### Stated exercise
What is the number of lines in these entries that include "interno"? Write that number and no other text.
+++++
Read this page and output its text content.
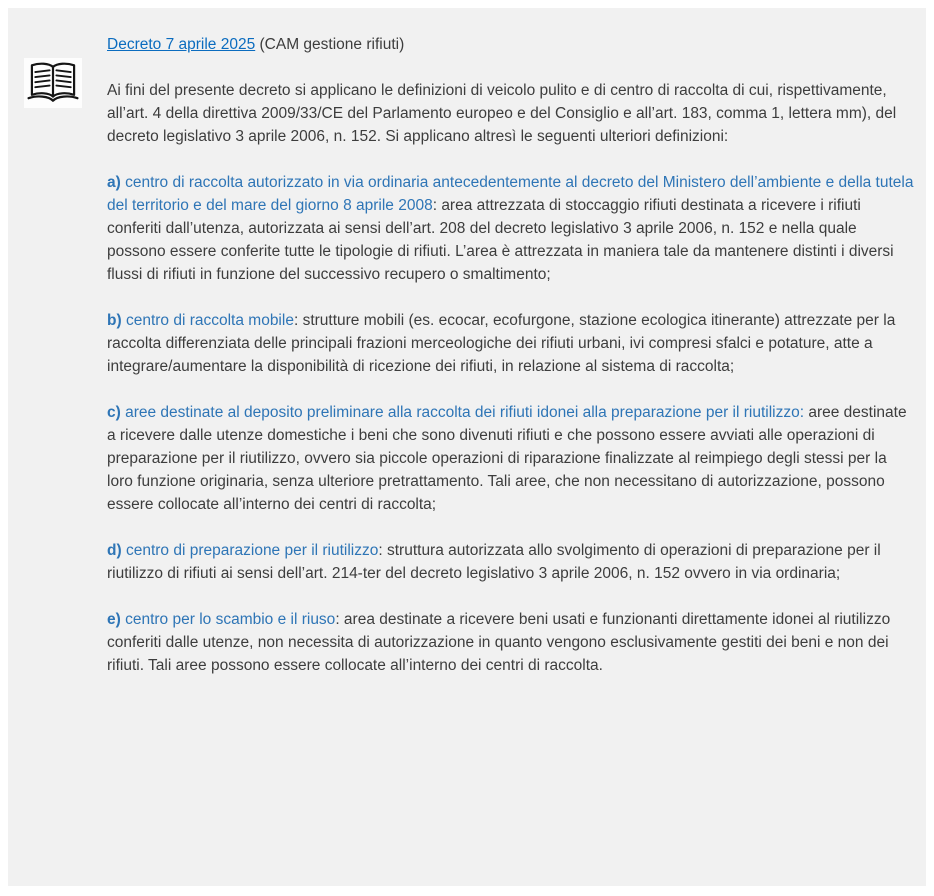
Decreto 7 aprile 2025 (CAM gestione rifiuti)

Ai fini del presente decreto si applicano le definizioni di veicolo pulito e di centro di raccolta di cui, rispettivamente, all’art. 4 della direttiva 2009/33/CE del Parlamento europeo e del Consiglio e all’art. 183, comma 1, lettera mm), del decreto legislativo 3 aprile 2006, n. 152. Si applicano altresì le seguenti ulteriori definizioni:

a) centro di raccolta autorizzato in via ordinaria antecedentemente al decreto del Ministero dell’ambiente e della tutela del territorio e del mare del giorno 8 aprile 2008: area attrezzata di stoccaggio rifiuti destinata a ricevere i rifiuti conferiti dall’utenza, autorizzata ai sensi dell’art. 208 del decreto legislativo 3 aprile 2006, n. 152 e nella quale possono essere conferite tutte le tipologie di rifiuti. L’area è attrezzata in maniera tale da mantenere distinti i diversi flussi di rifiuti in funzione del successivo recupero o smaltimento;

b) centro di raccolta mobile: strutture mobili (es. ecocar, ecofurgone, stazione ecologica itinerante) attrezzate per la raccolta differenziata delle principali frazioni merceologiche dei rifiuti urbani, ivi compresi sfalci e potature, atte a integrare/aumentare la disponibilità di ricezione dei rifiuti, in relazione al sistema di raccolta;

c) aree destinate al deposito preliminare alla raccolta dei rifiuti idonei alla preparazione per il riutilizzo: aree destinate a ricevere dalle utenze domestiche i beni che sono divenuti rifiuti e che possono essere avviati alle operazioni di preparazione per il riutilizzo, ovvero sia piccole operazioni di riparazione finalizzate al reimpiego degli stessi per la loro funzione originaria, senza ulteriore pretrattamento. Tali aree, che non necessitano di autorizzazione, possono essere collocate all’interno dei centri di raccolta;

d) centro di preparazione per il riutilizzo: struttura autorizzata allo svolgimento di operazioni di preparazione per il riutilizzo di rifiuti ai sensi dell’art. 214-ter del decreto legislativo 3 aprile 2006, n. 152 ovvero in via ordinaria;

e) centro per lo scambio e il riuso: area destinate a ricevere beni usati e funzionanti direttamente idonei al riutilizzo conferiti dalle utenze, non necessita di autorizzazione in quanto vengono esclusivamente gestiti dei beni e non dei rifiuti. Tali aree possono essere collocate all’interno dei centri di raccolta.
+++++
### Output for this task
2